TASK DIRECTIONS: Report all lines from the entries below in which "title" appears.

......

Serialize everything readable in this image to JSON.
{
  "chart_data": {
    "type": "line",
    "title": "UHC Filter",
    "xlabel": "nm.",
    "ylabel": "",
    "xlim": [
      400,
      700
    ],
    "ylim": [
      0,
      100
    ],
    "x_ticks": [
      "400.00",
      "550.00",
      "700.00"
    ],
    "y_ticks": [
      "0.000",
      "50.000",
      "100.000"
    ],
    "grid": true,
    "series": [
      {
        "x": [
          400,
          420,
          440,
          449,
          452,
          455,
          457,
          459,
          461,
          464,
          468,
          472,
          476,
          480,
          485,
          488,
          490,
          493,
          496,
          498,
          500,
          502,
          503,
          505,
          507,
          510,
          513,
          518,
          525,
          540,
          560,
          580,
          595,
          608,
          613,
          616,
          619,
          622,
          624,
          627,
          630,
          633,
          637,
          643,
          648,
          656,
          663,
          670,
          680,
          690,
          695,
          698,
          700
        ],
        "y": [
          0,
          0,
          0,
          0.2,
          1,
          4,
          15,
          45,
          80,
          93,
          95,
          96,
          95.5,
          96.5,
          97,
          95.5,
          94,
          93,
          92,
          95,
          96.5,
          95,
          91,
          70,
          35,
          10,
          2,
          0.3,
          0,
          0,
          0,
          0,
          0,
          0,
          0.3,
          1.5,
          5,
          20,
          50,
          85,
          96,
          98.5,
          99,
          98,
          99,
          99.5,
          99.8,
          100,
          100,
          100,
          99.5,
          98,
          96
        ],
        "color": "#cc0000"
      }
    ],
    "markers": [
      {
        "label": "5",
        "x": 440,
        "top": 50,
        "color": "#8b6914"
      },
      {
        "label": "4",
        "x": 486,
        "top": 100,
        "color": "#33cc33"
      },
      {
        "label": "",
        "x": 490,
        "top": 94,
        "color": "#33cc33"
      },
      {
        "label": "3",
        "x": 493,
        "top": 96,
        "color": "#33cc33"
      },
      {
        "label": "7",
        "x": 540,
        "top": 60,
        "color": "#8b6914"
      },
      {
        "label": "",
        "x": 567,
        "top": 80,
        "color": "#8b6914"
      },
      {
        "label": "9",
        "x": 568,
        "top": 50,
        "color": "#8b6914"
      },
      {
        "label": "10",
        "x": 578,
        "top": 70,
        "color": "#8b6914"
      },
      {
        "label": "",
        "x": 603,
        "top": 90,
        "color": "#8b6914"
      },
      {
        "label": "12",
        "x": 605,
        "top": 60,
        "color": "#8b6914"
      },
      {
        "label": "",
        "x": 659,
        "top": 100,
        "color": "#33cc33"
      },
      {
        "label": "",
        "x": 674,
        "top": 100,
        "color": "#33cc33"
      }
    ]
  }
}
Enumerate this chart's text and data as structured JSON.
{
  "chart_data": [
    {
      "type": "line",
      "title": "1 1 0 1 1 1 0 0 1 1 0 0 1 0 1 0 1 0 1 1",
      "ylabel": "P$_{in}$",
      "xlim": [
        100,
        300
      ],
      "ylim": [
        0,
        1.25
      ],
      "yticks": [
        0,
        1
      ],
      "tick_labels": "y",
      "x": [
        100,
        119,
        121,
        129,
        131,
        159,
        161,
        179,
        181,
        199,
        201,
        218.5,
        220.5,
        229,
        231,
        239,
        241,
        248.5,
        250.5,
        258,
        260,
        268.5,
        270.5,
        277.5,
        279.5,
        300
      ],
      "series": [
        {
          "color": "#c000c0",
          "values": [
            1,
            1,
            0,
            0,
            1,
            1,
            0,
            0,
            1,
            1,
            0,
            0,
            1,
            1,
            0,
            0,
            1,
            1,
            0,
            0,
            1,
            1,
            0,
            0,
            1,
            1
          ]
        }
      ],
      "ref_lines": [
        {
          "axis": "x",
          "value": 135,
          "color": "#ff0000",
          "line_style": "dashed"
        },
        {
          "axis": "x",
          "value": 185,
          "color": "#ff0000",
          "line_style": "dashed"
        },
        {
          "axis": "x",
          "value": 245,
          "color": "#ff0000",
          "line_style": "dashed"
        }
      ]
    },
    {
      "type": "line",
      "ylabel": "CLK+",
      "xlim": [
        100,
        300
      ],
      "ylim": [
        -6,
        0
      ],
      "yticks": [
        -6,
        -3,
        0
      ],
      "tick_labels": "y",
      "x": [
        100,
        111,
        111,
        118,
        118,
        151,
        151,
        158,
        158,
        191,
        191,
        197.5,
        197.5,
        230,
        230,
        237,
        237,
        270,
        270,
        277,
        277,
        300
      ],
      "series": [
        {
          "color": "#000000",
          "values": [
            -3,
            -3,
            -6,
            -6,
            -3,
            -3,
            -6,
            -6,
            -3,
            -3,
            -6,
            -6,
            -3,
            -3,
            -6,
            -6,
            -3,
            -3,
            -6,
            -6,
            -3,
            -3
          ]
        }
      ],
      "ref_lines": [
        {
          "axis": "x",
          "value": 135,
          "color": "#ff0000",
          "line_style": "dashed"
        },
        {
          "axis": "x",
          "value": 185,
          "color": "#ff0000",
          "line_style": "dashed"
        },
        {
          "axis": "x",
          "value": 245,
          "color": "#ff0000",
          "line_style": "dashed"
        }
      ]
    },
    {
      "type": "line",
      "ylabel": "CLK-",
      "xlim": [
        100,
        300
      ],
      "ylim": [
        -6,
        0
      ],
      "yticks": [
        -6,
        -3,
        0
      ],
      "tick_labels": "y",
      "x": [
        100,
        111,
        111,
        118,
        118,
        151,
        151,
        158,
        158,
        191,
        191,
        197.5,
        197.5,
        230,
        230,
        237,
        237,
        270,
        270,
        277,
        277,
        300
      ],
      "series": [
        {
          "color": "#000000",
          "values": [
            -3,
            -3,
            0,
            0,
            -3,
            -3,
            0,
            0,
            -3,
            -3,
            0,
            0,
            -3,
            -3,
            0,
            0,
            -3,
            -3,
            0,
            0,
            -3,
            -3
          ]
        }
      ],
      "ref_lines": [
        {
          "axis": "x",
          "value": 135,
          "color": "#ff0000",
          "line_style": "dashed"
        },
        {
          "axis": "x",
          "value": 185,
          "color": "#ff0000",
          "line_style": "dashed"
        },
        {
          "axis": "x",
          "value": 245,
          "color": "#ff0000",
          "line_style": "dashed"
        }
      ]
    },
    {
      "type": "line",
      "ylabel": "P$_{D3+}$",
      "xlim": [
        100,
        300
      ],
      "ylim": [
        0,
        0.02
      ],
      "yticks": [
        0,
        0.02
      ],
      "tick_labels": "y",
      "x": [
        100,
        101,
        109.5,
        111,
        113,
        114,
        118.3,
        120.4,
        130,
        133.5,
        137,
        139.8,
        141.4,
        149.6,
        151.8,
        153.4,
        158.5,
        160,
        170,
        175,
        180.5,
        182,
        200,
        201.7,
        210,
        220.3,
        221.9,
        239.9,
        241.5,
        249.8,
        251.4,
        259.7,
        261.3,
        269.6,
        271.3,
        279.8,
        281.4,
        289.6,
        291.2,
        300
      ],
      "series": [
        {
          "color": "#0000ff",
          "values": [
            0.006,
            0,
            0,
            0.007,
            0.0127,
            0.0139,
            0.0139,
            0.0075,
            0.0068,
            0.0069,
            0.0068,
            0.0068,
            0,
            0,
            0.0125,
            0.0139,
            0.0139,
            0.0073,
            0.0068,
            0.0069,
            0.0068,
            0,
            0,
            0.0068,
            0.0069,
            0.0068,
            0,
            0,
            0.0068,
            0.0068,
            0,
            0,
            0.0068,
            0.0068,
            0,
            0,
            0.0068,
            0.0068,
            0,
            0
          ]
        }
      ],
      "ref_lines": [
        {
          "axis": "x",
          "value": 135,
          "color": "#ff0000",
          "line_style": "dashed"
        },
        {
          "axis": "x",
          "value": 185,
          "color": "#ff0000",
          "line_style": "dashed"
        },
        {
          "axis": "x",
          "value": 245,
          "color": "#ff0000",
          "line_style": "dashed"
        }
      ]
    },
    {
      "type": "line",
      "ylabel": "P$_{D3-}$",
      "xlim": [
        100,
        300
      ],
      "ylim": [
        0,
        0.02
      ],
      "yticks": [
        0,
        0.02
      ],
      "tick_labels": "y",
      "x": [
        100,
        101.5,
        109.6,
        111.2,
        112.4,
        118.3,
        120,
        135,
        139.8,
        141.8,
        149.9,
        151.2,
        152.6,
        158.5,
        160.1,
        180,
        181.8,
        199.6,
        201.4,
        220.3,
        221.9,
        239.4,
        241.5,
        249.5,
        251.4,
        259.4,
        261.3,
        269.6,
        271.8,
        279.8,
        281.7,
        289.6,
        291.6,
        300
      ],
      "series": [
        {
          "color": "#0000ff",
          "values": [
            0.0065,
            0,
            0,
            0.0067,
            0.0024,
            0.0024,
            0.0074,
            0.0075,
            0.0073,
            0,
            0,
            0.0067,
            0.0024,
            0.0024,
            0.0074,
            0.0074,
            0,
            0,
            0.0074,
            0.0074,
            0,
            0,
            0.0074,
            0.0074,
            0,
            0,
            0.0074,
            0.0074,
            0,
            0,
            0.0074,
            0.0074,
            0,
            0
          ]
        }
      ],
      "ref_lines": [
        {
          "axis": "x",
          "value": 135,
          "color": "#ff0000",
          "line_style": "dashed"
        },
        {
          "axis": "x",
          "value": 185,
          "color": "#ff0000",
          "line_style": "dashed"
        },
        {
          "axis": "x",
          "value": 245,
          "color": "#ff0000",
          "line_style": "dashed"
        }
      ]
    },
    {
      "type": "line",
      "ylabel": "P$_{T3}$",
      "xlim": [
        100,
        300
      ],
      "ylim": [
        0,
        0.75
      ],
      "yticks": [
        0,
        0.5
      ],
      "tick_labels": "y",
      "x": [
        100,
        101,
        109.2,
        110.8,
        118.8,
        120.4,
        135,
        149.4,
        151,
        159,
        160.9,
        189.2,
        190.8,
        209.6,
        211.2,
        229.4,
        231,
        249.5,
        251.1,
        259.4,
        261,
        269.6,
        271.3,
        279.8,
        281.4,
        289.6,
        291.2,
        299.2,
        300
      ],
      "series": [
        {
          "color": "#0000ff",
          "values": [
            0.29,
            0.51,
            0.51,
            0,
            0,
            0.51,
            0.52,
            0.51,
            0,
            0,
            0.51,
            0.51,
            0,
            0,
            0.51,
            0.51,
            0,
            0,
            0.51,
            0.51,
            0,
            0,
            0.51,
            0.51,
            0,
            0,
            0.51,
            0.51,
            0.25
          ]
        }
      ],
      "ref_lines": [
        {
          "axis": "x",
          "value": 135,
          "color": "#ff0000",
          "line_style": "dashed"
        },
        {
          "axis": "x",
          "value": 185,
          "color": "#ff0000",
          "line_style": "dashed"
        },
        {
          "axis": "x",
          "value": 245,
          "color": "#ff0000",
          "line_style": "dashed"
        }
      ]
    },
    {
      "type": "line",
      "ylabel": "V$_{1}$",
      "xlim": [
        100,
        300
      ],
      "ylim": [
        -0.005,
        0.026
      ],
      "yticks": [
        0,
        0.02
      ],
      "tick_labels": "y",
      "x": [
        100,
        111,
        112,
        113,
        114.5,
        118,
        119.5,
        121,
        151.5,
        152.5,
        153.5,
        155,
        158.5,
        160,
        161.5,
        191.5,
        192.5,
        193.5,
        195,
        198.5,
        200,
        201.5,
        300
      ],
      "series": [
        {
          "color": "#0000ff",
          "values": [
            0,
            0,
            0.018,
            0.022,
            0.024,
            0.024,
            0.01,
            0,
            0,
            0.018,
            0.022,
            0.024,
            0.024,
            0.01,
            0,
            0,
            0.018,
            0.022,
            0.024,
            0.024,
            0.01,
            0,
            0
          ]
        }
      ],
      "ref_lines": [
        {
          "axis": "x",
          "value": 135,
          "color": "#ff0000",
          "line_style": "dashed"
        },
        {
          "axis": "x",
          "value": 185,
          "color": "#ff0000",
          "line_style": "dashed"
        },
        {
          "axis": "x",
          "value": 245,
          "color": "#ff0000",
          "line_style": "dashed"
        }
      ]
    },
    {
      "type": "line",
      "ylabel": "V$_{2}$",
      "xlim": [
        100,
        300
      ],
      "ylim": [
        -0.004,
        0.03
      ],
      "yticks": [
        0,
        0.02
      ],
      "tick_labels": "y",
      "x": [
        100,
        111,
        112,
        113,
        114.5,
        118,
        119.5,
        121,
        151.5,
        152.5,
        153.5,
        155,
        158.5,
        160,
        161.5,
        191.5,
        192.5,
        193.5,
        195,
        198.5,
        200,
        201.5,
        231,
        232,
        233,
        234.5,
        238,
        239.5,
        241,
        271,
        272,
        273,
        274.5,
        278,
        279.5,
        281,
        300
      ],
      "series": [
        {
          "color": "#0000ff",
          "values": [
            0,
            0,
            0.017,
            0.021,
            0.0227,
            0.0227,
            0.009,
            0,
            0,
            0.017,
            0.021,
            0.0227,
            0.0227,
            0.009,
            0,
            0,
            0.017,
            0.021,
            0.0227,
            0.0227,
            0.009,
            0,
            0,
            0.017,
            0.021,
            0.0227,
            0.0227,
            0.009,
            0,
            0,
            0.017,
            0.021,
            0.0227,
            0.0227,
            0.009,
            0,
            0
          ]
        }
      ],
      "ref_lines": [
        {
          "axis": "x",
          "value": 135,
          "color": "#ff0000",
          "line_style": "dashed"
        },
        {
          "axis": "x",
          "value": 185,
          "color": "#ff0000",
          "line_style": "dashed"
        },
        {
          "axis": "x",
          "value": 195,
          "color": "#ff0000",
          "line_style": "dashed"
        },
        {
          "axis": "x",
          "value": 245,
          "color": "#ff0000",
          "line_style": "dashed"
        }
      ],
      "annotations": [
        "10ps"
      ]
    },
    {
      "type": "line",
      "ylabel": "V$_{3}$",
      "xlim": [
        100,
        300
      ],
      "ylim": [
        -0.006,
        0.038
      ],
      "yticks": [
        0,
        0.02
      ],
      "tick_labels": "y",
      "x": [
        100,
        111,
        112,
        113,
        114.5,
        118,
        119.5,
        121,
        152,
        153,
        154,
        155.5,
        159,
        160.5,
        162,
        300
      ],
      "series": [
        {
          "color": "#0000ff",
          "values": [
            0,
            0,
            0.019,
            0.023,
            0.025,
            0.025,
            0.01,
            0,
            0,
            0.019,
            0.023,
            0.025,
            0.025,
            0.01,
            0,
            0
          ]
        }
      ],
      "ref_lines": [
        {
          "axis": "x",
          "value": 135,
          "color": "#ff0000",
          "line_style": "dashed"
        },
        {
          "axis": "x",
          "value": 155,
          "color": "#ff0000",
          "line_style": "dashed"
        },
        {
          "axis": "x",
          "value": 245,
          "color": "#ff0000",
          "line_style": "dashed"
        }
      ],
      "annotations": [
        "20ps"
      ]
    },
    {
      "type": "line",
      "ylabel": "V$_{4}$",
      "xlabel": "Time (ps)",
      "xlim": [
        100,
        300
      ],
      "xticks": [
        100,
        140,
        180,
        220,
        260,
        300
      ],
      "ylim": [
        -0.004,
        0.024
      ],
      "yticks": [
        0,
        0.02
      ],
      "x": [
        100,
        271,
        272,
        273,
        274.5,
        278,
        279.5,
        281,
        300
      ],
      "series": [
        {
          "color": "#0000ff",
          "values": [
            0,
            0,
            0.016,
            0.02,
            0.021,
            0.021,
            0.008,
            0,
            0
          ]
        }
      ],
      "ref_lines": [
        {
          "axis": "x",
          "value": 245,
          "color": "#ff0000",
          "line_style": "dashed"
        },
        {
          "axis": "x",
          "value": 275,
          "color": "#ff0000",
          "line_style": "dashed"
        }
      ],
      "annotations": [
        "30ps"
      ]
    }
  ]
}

......

REPLY:
    "title": "UHC Filter",
      "title": "1 1 0 1 1 1 0 0 1 1 0 0 1 0 1 0 1 0 1 1",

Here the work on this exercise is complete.